** begin WORKING DATA **

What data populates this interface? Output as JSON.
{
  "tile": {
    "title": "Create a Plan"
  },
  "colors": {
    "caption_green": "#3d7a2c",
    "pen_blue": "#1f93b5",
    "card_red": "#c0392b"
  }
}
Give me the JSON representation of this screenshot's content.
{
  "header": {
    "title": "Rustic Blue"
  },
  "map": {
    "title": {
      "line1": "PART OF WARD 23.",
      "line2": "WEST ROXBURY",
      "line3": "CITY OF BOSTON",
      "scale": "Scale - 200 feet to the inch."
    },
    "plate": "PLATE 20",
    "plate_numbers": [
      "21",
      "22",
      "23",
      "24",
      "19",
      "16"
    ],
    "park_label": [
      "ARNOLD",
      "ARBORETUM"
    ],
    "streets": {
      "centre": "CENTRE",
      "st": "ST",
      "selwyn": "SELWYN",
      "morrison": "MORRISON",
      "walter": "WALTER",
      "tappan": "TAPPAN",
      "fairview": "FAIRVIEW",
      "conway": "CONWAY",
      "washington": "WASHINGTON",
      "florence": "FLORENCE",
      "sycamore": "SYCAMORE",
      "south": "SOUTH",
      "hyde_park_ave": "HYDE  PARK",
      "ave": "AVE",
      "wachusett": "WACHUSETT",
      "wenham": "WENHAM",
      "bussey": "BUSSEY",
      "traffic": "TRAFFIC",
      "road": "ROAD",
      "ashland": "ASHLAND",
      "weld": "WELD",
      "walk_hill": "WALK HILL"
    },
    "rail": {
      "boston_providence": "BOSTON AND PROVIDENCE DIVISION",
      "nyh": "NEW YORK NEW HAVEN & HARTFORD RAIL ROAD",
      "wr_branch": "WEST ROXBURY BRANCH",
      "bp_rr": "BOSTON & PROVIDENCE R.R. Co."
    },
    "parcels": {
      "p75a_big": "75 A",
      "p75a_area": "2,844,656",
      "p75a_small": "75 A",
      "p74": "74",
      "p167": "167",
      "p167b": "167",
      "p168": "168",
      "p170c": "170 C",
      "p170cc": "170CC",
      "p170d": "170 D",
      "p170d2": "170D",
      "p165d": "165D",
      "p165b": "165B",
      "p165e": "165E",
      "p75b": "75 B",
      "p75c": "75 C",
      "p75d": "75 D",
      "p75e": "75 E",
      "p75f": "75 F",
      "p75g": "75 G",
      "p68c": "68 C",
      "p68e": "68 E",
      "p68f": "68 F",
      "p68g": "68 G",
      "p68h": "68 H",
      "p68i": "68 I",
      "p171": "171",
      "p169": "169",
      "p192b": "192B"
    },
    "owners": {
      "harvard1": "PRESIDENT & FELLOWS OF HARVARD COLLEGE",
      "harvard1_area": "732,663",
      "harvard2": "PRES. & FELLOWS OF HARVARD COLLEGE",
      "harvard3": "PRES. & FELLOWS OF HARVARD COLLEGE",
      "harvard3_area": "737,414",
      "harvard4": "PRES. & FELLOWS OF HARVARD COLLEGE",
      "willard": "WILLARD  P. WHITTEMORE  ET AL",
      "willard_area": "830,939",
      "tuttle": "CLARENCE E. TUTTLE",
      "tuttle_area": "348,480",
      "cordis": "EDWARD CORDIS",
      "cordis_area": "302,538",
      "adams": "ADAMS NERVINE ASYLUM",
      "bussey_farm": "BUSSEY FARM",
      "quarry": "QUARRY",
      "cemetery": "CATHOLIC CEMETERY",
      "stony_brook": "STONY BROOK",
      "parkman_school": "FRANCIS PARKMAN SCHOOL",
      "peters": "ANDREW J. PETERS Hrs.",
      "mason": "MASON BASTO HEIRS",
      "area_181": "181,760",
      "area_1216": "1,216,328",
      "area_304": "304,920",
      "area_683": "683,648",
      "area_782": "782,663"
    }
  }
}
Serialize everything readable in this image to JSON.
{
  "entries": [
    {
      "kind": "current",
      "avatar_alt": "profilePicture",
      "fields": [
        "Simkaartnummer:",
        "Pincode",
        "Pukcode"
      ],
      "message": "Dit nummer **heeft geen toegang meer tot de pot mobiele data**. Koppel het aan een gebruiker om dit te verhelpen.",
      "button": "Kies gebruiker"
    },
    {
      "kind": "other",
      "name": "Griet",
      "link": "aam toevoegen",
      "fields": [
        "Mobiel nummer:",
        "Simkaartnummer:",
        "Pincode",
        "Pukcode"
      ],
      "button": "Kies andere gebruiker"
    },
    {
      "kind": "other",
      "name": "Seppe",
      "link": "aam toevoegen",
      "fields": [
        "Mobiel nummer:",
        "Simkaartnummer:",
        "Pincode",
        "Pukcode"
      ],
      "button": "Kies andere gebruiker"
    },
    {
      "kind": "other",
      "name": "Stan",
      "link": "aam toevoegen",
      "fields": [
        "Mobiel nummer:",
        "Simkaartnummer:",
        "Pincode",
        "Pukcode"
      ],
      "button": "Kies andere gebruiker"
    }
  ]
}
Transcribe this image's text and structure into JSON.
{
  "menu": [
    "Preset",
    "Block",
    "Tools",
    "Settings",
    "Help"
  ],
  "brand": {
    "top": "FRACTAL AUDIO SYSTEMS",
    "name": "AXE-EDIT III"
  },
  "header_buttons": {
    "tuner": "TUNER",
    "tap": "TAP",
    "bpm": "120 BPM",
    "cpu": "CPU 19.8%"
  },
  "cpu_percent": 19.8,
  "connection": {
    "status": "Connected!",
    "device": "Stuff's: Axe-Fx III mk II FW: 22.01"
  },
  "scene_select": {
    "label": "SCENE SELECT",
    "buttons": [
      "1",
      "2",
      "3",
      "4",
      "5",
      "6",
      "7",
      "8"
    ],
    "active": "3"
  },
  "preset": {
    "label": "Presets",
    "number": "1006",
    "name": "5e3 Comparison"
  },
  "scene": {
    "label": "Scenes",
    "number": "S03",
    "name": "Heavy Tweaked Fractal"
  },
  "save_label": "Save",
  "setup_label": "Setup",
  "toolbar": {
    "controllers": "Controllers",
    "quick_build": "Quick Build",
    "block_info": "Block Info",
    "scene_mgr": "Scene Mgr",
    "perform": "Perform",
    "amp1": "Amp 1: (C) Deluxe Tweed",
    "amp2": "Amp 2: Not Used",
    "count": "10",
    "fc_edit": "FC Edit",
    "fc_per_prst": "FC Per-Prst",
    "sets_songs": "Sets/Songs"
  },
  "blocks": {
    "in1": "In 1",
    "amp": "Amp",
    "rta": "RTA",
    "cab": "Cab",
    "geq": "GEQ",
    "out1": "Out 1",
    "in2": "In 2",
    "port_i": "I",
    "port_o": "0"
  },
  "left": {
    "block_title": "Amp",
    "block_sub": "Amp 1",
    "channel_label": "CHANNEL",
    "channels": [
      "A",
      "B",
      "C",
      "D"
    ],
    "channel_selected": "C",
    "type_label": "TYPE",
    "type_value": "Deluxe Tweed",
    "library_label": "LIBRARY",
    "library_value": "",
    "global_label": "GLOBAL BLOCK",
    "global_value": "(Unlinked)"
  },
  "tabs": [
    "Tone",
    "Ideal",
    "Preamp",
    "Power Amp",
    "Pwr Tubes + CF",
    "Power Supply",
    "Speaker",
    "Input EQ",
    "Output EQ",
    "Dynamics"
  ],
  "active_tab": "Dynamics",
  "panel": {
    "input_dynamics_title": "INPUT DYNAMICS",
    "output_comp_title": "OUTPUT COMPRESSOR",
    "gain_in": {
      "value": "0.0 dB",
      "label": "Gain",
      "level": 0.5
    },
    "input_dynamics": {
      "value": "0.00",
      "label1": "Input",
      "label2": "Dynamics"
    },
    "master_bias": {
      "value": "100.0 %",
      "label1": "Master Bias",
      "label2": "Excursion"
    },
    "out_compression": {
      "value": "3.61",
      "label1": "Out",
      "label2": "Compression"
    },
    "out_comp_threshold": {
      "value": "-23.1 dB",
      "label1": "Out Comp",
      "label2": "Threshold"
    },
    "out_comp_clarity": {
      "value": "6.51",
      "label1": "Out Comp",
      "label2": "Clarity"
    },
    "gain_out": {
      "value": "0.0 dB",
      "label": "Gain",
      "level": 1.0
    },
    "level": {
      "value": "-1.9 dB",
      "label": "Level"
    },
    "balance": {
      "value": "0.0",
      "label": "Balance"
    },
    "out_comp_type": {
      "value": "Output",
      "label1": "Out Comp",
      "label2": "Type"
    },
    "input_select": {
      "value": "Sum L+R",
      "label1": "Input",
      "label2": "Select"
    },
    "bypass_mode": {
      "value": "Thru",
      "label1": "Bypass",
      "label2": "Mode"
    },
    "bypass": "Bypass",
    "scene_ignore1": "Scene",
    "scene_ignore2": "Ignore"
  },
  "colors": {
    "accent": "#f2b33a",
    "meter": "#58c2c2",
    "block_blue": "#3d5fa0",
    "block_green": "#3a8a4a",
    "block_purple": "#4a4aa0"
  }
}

** end WORKING DATA **

**EXERCISE DIRECTIONS**
Make a list of all lines in the data that contain "this".

**REPLY**
What data populates this interface? Output as JSON.
Give me the JSON representation of this screenshot's content.
Serialize everything readable in this image to JSON.
Transcribe this image's text and structure into JSON.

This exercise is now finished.